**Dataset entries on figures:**
§ §
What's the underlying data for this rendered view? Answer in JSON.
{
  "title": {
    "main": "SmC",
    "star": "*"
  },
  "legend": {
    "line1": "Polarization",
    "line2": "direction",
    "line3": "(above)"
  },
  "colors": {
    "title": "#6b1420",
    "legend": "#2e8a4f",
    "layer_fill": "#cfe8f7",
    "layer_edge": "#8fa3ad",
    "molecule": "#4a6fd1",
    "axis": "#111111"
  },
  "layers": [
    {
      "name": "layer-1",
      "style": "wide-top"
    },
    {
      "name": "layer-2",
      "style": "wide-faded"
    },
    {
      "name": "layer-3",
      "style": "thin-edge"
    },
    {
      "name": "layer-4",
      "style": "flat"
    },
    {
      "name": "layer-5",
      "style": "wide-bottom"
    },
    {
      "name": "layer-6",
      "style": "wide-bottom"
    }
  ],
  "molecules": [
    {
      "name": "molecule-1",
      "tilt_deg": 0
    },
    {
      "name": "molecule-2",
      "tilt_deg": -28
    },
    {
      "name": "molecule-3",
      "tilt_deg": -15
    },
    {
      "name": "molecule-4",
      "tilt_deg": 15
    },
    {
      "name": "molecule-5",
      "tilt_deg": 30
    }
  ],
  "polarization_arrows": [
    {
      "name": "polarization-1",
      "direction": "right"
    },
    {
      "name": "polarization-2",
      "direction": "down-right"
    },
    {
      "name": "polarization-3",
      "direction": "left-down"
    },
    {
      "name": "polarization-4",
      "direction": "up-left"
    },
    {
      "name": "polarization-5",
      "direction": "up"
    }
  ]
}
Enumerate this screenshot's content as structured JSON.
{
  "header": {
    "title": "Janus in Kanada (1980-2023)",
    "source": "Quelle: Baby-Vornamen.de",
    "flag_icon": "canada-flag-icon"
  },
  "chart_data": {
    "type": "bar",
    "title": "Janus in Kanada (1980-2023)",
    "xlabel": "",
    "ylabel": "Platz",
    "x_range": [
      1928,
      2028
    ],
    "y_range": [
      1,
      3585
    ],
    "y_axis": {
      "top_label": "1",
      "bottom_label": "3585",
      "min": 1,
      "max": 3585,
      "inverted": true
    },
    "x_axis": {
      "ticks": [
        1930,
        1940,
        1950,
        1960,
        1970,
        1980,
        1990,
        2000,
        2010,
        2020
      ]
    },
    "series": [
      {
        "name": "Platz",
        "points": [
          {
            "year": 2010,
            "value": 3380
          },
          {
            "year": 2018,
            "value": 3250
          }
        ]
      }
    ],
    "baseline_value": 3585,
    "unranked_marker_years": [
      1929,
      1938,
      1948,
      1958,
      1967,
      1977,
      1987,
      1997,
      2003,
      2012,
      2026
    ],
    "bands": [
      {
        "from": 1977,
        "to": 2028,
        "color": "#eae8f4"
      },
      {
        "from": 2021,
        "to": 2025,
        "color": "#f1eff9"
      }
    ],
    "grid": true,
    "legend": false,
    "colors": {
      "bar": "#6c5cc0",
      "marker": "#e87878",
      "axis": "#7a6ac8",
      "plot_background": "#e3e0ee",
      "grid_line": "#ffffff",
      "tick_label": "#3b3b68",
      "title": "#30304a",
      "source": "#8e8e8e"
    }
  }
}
§ §
**BRIEF:**
Copy out each line of the data where the string "title" appears.

**OUTPUT OF THE TASK:**
  "title": {
    "title": "#6b1420",
    "title": "Janus in Kanada (1980-2023)",
    "title": "Janus in Kanada (1980-2023)",
      "title": "#30304a",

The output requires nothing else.